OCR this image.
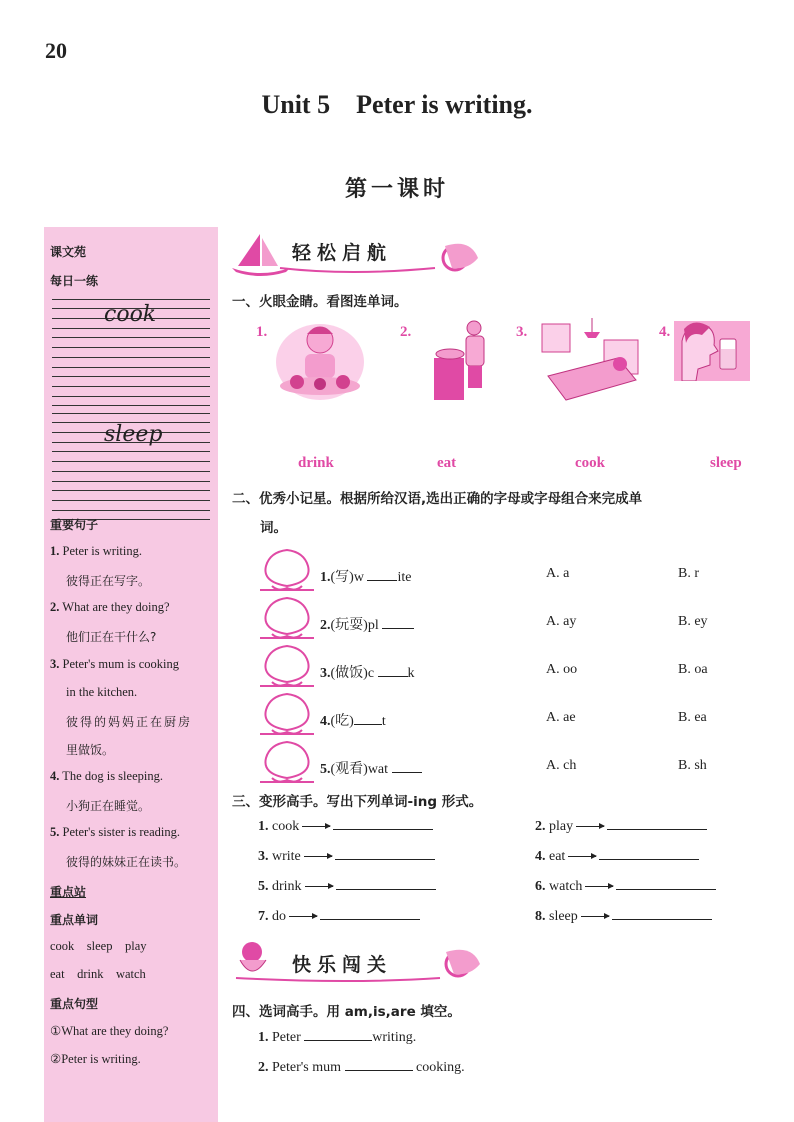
20
Unit 5    Peter is writing.
第一课时
课文苑
每日一练
cook
sleep
重要句子
1. Peter is writing.
彼得正在写字。
2. What are they doing?
他们正在干什么?
3. Peter's mum is cooking
in the kitchen.
彼得的妈妈正在厨房
里做饭。
4. The dog is sleeping.
小狗正在睡觉。
5. Peter's sister is reading.
彼得的妹妹正在读书。
重点站
重点单词
cook    sleep    play
eat    drink    watch
重点句型
①What are they doing?
②Peter is writing.
轻松启航
一、火眼金睛。看图连单词。
1.	2.	3.	4.
drink	eat	cook	sleep
二、优秀小记星。根据所给汉语,选出正确的字母或字母组合来完成单
词。
1.(写)w ite	A. a	B. r
2.(玩耍)pl	A. ay	B. ey
3.(做饭)c k	A. oo	B. oa
4.(吃) t	A. ae	B. ea
5.(观看)wat	A. ch	B. sh
三、变形高手。写出下列单词-ing 形式。
1. cook
3. write
5. drink
7. do
2. play
4. eat
6. watch
8. sleep
快乐闯关
四、选词高手。用 am,is,are 填空。
1. Peter	writing.
2. Peter's mum	cooking.
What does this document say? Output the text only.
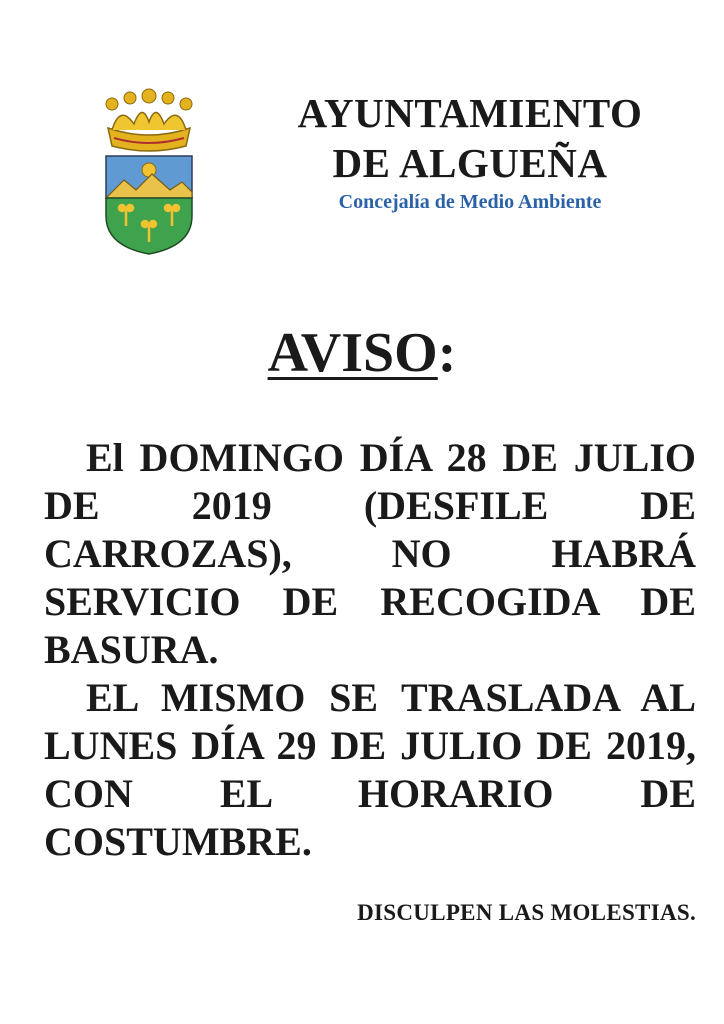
AYUNTAMIENTO
DE ALGUEÑA
Concejalía de Medio Ambiente
AVISO:

El DOMINGO DÍA 28 DE JULIO DE 2019 (DESFILE DE CARROZAS), NO HABRÁ SERVICIO DE RECOGIDA DE BASURA.

EL MISMO SE TRASLADA AL LUNES DÍA 29 DE JULIO DE 2019, CON EL HORARIO DE COSTUMBRE.

DISCULPEN LAS MOLESTIAS.
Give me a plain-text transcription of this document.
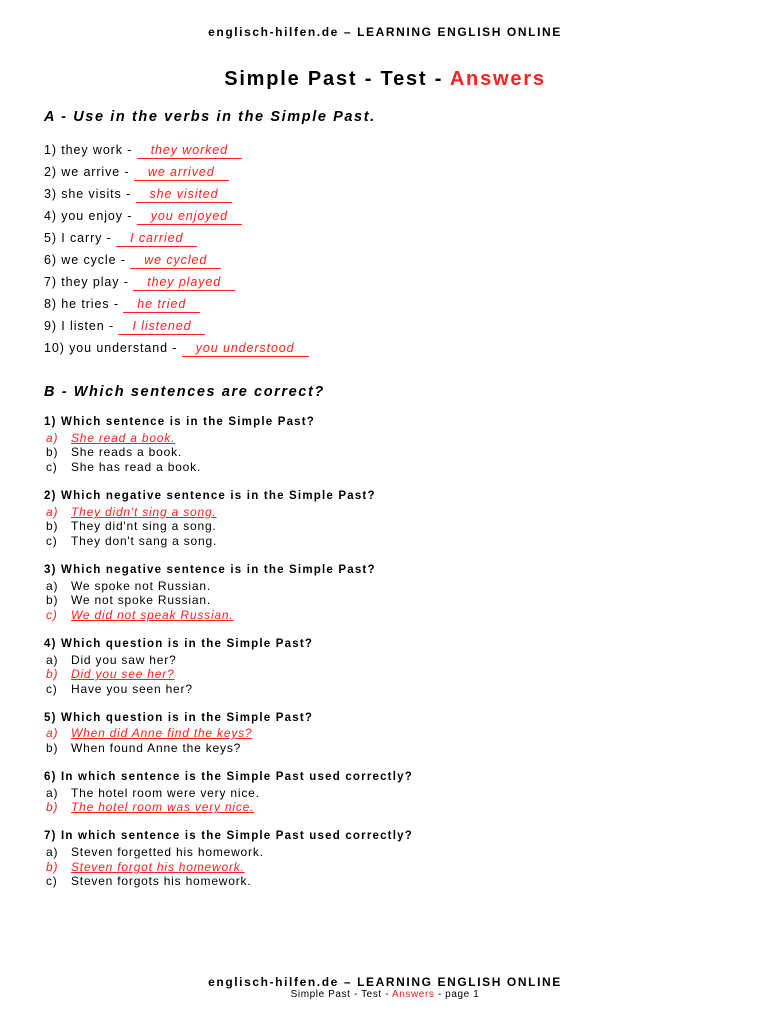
englisch-hilfen.de – LEARNING ENGLISH ONLINE
Simple Past - Test - Answers
A - Use in the verbs in the Simple Past.
1) they work - they worked
2) we arrive - we arrived
3) she visits - she visited
4) you enjoy - you enjoyed
5) I carry - I carried
6) we cycle - we cycled
7) they play - they played
8) he tries - he tried
9) I listen - I listened
10) you understand - you understood
B - Which sentences are correct?
1) Which sentence is in the Simple Past?
a) She read a book.
b) She reads a book.
c) She has read a book.
2) Which negative sentence is in the Simple Past?
a) They didn't sing a song.
b) They did'nt sing a song.
c) They don't sang a song.
3) Which negative sentence is in the Simple Past?
a) We spoke not Russian.
b) We not spoke Russian.
c) We did not speak Russian.
4) Which question is in the Simple Past?
a) Did you saw her?
b) Did you see her?
c) Have you seen her?
5) Which question is in the Simple Past?
a) When did Anne find the keys?
b) When found Anne the keys?
6) In which sentence is the Simple Past used correctly?
a) The hotel room were very nice.
b) The hotel room was very nice.
7) In which sentence is the Simple Past used correctly?
a) Steven forgetted his homework.
b) Steven forgot his homework.
c) Steven forgots his homework.
englisch-hilfen.de – LEARNING ENGLISH ONLINE
Simple Past - Test - Answers - page 1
+ + +
▶ _EXERCISE TASK_:
State, as a bare number, how many lines of the listing hold the word "correctly".

▶ _FINAL RESULT_:
2